WHAT IS EXPECTED – Entries follow. Set all of them down as they stand.
# START OF LISTING
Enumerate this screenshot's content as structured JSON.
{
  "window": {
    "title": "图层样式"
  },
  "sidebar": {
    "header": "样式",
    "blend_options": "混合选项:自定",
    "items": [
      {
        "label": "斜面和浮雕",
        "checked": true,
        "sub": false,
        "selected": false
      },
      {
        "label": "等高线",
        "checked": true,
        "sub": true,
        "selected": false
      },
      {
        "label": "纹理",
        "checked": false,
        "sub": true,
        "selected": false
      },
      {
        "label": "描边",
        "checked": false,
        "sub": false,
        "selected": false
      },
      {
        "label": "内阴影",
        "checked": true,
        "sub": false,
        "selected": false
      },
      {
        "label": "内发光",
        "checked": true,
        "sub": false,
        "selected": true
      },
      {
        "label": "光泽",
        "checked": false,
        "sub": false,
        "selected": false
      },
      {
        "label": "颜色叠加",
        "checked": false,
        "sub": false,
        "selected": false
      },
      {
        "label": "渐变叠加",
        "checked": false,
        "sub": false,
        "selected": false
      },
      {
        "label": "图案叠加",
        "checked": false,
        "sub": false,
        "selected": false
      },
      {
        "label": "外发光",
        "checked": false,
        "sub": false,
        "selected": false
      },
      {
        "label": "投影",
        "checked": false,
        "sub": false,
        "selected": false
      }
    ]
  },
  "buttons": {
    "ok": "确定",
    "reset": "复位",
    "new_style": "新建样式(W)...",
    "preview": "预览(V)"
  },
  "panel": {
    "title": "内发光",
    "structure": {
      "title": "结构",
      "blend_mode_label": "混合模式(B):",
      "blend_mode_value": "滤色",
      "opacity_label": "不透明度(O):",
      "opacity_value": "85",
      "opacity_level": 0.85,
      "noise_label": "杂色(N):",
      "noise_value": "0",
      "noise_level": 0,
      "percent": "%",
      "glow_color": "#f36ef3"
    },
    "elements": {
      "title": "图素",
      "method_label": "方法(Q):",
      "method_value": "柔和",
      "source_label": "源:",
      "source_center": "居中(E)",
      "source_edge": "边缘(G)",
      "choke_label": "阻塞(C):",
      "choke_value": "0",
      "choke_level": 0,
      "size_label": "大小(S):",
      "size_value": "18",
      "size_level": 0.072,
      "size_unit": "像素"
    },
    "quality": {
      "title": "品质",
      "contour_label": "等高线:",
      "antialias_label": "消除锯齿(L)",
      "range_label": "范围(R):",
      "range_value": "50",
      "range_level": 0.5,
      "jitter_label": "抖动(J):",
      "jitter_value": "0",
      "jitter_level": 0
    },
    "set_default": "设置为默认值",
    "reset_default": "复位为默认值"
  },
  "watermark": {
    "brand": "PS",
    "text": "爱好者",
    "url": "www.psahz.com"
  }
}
# END OF LISTING
FINAL RESULT –
Enumerate this screenshot's content as structured JSON.
{
  "window": {
    "title": "图层样式"
  },
  "sidebar": {
    "header": "样式",
    "blend_options": "混合选项:自定",
    "items": [
      {
        "label": "斜面和浮雕",
        "checked": true,
        "sub": false,
        "selected": false
      },
      {
        "label": "等高线",
        "checked": true,
        "sub": true,
        "selected": false
      },
      {
        "label": "纹理",
        "checked": false,
        "sub": true,
        "selected": false
      },
      {
        "label": "描边",
        "checked": false,
        "sub": false,
        "selected": false
      },
      {
        "label": "内阴影",
        "checked": true,
        "sub": false,
        "selected": false
      },
      {
        "label": "内发光",
        "checked": true,
        "sub": false,
        "selected": true
      },
      {
        "label": "光泽",
        "checked": false,
        "sub": false,
        "selected": false
      },
      {
        "label": "颜色叠加",
        "checked": false,
        "sub": false,
        "selected": false
      },
      {
        "label": "渐变叠加",
        "checked": false,
        "sub": false,
        "selected": false
      },
      {
        "label": "图案叠加",
        "checked": false,
        "sub": false,
        "selected": false
      },
      {
        "label": "外发光",
        "checked": false,
        "sub": false,
        "selected": false
      },
      {
        "label": "投影",
        "checked": false,
        "sub": false,
        "selected": false
      }
    ]
  },
  "buttons": {
    "ok": "确定",
    "reset": "复位",
    "new_style": "新建样式(W)...",
    "preview": "预览(V)"
  },
  "panel": {
    "title": "内发光",
    "structure": {
      "title": "结构",
      "blend_mode_label": "混合模式(B):",
      "blend_mode_value": "滤色",
      "opacity_label": "不透明度(O):",
      "opacity_value": "85",
      "opacity_level": 0.85,
      "noise_label": "杂色(N):",
      "noise_value": "0",
      "noise_level": 0,
      "percent": "%",
      "glow_color": "#f36ef3"
    },
    "elements": {
      "title": "图素",
      "method_label": "方法(Q):",
      "method_value": "柔和",
      "source_label": "源:",
      "source_center": "居中(E)",
      "source_edge": "边缘(G)",
      "choke_label": "阻塞(C):",
      "choke_value": "0",
      "choke_level": 0,
      "size_label": "大小(S):",
      "size_value": "18",
      "size_level": 0.072,
      "size_unit": "像素"
    },
    "quality": {
      "title": "品质",
      "contour_label": "等高线:",
      "antialias_label": "消除锯齿(L)",
      "range_label": "范围(R):",
      "range_value": "50",
      "range_level": 0.5,
      "jitter_label": "抖动(J):",
      "jitter_value": "0",
      "jitter_level": 0
    },
    "set_default": "设置为默认值",
    "reset_default": "复位为默认值"
  },
  "watermark": {
    "brand": "PS",
    "text": "爱好者",
    "url": "www.psahz.com"
  }
}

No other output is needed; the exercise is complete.